**What to do**
Output the full listing below exactly, without the pictures.

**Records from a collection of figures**
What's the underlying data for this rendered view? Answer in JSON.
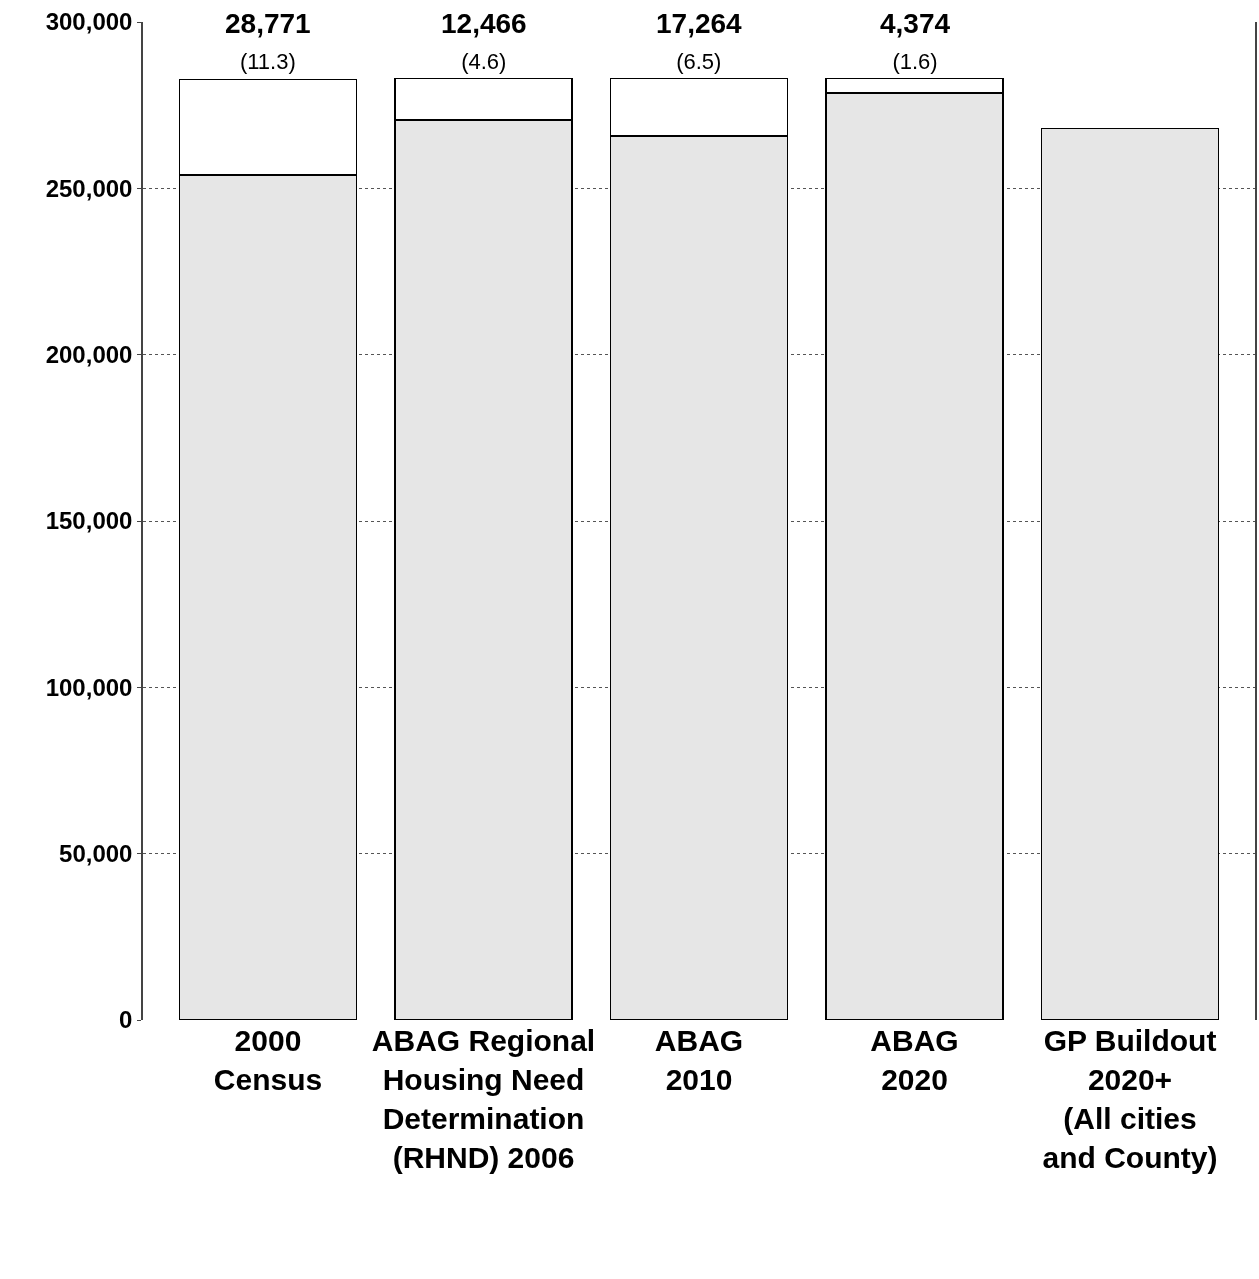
{
  "chart_data": {
    "type": "bar",
    "stacked": true,
    "categories": [
      "2000\nCensus",
      "ABAG Regional\nHousing Need\nDetermination\n(RHND) 2006",
      "ABAG\n2010",
      "ABAG\n2020",
      "GP Buildout\n2020+\n(All cities\nand County)"
    ],
    "series": [
      {
        "color": "#e6e6e6",
        "values": [
          254000,
          270500,
          265700,
          278600,
          268000
        ]
      },
      {
        "color": "#ffffff",
        "values": [
          28771,
          12466,
          17264,
          4374,
          null
        ],
        "value_labels": [
          "28,771\n(11.3)",
          "12,466\n(4.6)",
          "17,264\n(6.5)",
          "4,374\n(1.6)",
          null
        ]
      }
    ],
    "ylim": [
      0,
      300000
    ],
    "yticks": [
      {
        "value": 0,
        "label": "0"
      },
      {
        "value": 50000,
        "label": "50,000"
      },
      {
        "value": 100000,
        "label": "100,000"
      },
      {
        "value": 150000,
        "label": "150,000"
      },
      {
        "value": 200000,
        "label": "200,000"
      },
      {
        "value": 250000,
        "label": "250,000"
      },
      {
        "value": 300000,
        "label": "300,000"
      }
    ],
    "grid": "y"
  }
}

**Answer below**
What's the underlying data for this rendered view? Answer in JSON.
{
  "chart_data": {
    "type": "bar",
    "stacked": true,
    "categories": [
      "2000\nCensus",
      "ABAG Regional\nHousing Need\nDetermination\n(RHND) 2006",
      "ABAG\n2010",
      "ABAG\n2020",
      "GP Buildout\n2020+\n(All cities\nand County)"
    ],
    "series": [
      {
        "color": "#e6e6e6",
        "values": [
          254000,
          270500,
          265700,
          278600,
          268000
        ]
      },
      {
        "color": "#ffffff",
        "values": [
          28771,
          12466,
          17264,
          4374,
          null
        ],
        "value_labels": [
          "28,771\n(11.3)",
          "12,466\n(4.6)",
          "17,264\n(6.5)",
          "4,374\n(1.6)",
          null
        ]
      }
    ],
    "ylim": [
      0,
      300000
    ],
    "yticks": [
      {
        "value": 0,
        "label": "0"
      },
      {
        "value": 50000,
        "label": "50,000"
      },
      {
        "value": 100000,
        "label": "100,000"
      },
      {
        "value": 150000,
        "label": "150,000"
      },
      {
        "value": 200000,
        "label": "200,000"
      },
      {
        "value": 250000,
        "label": "250,000"
      },
      {
        "value": 300000,
        "label": "300,000"
      }
    ],
    "grid": "y"
  }
}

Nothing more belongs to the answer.